Task details |
Rewrite the data from the start through the line containing "483, 894, 495]", changing every "data-point" to "point-marker" and leaving everything else as it is.

The records |
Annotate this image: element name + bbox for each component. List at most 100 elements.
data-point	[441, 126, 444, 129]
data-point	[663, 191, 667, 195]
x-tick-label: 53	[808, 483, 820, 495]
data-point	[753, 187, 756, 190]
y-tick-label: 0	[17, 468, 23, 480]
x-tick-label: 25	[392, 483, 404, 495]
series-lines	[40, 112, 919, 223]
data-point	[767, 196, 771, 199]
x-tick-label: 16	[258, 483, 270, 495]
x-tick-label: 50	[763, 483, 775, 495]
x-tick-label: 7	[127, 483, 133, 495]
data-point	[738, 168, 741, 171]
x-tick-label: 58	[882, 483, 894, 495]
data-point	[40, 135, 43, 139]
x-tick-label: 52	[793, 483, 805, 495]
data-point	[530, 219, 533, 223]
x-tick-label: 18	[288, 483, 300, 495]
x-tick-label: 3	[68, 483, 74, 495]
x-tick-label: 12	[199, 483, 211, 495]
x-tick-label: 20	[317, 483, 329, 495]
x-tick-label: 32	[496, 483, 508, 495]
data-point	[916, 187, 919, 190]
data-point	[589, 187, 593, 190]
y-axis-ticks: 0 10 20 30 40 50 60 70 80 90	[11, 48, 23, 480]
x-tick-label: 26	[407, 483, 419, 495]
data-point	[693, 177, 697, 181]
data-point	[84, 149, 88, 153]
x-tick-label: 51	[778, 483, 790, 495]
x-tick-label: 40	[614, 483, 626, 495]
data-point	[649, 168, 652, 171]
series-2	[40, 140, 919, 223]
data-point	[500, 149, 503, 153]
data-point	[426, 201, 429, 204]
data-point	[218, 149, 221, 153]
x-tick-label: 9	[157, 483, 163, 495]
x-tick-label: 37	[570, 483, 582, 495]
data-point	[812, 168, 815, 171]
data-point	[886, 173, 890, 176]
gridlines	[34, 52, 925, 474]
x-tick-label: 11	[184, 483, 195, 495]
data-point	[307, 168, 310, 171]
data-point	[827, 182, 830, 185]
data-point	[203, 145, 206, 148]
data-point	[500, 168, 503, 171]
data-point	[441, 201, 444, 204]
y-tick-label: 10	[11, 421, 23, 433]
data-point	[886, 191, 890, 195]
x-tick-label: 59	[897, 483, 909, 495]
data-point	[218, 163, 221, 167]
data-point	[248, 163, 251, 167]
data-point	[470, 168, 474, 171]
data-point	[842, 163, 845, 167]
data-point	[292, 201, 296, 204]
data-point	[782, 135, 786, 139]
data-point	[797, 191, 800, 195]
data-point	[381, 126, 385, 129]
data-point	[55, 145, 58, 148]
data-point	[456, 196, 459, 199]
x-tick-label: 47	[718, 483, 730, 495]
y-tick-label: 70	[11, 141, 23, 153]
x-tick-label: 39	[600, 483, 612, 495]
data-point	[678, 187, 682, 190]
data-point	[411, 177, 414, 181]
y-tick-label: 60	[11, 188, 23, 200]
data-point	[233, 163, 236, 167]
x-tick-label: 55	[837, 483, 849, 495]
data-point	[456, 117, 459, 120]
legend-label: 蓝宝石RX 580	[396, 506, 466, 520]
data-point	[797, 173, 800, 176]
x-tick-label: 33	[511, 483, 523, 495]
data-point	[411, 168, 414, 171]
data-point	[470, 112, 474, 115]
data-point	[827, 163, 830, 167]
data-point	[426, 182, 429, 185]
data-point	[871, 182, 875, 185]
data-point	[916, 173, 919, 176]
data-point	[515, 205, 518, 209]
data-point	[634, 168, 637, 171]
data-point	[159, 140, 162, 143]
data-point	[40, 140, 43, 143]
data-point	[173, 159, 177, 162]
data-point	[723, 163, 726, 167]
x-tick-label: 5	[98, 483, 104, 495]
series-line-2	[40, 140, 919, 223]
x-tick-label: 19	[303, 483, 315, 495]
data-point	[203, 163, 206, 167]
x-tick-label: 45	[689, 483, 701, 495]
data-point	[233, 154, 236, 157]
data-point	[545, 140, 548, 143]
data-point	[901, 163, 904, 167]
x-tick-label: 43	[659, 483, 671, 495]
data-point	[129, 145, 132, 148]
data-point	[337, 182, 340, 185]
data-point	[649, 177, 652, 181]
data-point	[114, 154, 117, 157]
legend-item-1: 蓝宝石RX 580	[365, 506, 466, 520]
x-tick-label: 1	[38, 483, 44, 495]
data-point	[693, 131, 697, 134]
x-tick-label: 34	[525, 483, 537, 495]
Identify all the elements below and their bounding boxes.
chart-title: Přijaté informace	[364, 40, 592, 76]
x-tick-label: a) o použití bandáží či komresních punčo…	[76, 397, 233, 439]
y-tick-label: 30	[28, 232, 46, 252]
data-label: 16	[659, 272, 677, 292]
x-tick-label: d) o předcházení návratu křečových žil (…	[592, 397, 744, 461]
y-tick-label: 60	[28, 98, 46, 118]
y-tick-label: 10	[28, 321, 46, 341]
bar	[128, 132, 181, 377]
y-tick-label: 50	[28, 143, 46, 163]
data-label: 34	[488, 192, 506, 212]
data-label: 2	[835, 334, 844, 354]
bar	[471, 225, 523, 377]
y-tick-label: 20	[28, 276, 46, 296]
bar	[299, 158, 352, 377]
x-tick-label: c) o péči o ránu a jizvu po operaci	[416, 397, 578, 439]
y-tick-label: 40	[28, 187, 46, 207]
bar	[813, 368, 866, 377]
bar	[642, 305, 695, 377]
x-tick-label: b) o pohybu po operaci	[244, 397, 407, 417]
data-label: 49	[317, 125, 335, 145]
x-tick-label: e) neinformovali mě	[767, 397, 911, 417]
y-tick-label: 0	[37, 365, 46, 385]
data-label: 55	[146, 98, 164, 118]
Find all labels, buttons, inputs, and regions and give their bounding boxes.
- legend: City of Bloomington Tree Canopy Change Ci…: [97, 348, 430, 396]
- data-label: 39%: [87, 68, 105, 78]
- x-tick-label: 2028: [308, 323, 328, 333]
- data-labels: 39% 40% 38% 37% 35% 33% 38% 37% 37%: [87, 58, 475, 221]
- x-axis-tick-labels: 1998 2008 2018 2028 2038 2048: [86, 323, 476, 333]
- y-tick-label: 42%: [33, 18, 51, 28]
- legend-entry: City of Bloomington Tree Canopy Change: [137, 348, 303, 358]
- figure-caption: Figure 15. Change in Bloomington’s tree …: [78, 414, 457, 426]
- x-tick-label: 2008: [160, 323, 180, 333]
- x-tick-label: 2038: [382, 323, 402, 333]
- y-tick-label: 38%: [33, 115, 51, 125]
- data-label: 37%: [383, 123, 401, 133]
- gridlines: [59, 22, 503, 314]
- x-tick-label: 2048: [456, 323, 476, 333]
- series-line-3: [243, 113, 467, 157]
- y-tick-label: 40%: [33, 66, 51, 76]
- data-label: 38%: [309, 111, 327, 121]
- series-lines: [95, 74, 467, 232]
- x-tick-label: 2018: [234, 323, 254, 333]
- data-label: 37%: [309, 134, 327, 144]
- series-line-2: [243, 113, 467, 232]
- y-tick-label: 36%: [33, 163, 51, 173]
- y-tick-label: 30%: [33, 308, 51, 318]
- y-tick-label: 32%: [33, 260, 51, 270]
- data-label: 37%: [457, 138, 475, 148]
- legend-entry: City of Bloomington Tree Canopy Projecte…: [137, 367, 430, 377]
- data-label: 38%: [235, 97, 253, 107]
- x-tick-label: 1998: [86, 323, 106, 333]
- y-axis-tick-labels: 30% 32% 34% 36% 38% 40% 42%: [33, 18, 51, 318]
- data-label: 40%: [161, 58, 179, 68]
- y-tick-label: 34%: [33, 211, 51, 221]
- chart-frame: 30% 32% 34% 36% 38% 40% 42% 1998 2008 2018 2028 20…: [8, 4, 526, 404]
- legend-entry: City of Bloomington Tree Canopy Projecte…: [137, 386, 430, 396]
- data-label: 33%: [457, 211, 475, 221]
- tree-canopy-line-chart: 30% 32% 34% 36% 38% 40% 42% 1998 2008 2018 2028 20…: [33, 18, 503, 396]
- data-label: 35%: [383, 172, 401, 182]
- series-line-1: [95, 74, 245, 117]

Correct result |
Annotate this image: element name + bbox for each component. List at most 100 elements.
point-marker	[441, 126, 444, 129]
point-marker	[663, 191, 667, 195]
x-tick-label: 53	[808, 483, 820, 495]
point-marker	[753, 187, 756, 190]
y-tick-label: 0	[17, 468, 23, 480]
x-tick-label: 25	[392, 483, 404, 495]
series-lines	[40, 112, 919, 223]
point-marker	[767, 196, 771, 199]
x-tick-label: 16	[258, 483, 270, 495]
x-tick-label: 50	[763, 483, 775, 495]
x-tick-label: 7	[127, 483, 133, 495]
point-marker	[738, 168, 741, 171]
x-tick-label: 58	[882, 483, 894, 495]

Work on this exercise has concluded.